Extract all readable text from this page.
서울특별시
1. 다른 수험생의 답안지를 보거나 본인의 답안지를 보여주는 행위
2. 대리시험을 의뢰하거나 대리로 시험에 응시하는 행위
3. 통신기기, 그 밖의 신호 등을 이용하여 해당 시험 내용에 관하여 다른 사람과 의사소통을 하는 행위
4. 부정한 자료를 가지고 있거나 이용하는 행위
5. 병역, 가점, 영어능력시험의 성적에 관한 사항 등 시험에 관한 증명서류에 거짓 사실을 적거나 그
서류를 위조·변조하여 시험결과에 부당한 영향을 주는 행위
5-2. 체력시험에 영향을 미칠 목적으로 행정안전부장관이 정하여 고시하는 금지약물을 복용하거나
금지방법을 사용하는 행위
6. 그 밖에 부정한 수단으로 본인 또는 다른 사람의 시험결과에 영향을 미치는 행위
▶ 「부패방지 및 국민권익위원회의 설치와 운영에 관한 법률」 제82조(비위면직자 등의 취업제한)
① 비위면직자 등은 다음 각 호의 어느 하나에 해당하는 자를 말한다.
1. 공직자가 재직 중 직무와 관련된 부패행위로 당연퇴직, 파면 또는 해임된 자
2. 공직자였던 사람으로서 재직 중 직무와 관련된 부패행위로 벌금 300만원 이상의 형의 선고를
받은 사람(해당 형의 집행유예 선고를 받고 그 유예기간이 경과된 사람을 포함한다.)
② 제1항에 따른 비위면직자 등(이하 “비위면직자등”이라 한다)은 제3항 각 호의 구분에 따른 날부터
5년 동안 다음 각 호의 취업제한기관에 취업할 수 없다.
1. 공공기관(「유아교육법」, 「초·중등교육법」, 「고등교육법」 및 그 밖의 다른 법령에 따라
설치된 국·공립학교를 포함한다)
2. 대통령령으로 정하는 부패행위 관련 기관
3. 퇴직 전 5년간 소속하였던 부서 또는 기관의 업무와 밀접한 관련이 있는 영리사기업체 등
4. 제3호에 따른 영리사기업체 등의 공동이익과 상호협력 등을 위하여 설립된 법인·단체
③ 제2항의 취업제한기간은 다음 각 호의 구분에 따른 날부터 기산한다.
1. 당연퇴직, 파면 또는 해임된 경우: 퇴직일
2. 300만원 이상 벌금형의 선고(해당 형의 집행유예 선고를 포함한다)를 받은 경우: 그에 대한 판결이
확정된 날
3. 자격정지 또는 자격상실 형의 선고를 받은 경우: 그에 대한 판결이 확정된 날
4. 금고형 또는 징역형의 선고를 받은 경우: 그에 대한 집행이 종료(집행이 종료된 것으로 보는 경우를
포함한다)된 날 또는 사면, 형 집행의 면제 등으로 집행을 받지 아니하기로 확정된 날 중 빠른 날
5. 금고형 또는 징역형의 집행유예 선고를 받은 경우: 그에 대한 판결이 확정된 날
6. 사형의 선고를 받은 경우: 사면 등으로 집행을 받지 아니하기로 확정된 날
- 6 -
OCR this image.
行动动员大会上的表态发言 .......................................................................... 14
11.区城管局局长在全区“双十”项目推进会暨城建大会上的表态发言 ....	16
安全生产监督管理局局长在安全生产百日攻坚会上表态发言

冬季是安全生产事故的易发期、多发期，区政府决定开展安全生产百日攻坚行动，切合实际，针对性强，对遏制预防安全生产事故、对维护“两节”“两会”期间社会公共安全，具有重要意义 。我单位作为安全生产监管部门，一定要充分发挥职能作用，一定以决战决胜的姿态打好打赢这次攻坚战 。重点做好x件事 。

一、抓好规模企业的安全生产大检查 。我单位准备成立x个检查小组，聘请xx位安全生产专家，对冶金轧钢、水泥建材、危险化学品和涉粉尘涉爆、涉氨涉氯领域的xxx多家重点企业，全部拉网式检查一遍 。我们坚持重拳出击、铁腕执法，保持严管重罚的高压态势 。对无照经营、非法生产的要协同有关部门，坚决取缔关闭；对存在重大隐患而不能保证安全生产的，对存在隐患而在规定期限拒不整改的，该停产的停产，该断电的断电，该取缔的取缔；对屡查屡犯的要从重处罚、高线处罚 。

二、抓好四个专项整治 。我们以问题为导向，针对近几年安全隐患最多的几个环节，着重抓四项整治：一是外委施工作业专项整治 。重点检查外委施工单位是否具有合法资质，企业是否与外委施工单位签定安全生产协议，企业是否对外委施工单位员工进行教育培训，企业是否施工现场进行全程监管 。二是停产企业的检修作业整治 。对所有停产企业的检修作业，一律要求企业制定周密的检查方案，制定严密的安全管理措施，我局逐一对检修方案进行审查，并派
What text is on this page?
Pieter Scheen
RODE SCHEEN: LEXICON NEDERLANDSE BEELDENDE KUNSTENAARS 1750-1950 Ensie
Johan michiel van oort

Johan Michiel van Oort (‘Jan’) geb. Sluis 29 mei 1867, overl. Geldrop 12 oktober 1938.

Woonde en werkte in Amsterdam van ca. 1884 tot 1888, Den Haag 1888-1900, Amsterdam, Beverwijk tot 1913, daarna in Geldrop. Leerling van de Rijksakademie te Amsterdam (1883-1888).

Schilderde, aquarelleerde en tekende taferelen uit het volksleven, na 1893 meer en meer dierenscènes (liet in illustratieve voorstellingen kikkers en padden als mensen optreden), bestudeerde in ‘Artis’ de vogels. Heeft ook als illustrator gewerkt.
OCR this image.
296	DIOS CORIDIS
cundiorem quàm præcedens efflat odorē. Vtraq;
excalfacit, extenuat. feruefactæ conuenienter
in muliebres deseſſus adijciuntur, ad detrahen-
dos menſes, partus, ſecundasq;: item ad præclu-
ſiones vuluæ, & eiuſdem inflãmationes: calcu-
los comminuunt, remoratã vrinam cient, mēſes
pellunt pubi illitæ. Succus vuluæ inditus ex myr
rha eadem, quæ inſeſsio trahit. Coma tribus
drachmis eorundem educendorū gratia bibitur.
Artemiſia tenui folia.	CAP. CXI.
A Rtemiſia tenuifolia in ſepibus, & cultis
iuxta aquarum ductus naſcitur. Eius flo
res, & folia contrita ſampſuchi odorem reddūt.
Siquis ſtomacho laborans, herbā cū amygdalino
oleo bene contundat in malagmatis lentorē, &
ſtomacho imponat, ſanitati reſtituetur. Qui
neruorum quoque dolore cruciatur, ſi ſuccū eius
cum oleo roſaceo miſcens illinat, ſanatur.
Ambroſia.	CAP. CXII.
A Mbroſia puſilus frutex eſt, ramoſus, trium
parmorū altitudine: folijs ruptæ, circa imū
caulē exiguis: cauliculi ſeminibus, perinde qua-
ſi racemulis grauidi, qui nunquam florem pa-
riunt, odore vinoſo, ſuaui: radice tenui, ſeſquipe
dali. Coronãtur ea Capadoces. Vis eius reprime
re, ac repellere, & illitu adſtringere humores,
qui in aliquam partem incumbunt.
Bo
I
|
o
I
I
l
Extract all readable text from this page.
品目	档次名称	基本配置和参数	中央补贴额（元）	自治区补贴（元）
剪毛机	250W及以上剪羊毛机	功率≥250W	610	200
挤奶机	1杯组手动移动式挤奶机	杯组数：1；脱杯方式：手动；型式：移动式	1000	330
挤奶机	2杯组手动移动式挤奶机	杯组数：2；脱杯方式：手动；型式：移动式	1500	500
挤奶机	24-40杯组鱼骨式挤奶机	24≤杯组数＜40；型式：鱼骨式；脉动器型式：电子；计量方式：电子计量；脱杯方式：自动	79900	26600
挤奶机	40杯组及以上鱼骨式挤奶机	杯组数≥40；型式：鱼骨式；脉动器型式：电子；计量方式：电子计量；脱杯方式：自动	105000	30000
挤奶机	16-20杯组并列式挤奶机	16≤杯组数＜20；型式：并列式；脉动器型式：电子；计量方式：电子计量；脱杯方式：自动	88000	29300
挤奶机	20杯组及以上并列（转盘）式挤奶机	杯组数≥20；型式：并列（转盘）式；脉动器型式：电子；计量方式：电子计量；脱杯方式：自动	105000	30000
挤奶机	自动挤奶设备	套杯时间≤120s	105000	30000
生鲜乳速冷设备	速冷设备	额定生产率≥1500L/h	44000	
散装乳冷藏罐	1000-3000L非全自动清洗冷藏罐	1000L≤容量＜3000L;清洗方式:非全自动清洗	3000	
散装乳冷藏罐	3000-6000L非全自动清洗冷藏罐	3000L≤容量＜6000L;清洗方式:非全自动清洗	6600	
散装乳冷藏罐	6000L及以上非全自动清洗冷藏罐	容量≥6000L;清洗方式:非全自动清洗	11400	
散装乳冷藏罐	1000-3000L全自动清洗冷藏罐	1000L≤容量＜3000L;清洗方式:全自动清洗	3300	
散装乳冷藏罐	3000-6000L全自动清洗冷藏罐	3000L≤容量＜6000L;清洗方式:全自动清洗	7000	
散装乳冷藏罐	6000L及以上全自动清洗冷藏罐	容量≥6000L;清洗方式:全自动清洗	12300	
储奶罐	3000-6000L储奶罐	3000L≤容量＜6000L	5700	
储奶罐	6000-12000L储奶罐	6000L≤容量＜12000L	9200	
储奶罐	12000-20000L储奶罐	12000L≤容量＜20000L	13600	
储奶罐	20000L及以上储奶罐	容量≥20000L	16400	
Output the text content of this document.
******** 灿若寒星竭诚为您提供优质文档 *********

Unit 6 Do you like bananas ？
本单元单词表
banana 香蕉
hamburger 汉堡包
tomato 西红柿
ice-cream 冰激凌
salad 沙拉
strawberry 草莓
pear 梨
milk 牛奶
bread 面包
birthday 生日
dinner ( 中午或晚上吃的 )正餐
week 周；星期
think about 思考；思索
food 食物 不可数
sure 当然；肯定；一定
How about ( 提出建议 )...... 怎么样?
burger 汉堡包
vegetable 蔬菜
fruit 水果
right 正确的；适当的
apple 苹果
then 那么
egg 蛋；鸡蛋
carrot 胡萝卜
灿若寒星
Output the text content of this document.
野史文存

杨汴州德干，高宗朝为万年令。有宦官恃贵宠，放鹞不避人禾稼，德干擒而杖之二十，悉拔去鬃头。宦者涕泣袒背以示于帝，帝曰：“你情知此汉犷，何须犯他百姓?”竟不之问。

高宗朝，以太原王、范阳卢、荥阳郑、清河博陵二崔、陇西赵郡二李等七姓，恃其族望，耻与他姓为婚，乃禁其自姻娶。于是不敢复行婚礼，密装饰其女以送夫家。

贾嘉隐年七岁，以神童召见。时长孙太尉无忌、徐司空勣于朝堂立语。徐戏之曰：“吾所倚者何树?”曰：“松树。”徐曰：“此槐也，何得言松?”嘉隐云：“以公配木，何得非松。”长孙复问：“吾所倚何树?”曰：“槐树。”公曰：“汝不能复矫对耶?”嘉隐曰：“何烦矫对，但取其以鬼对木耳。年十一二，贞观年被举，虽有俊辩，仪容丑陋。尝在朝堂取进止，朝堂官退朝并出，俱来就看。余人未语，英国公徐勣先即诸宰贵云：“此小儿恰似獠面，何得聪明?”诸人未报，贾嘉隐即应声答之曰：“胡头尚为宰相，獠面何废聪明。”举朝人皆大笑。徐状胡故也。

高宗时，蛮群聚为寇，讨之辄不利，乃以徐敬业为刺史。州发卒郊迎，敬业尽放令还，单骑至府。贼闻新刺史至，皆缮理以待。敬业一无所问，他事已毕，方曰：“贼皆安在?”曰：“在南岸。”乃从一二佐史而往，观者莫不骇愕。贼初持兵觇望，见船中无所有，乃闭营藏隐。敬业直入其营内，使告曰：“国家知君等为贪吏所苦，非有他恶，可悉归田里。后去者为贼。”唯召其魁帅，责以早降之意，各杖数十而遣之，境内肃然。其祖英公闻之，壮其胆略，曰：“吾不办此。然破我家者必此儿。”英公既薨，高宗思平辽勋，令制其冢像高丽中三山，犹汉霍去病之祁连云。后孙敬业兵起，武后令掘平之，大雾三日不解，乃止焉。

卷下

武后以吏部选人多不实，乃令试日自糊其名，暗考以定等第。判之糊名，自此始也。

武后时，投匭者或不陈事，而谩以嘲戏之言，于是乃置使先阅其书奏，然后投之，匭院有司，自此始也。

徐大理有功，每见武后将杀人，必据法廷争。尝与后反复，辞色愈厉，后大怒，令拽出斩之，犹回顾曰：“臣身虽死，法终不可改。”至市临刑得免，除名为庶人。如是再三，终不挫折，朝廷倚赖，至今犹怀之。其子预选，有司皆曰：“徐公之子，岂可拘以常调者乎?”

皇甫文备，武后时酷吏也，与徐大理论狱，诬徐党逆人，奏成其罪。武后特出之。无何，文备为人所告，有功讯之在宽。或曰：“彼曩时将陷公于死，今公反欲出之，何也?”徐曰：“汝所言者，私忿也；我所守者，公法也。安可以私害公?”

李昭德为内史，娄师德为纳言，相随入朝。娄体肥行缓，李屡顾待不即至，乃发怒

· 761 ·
———
Short exercise:
How many of the lines above include the string "시험결과에"? Answer with the number only.

Written response:
2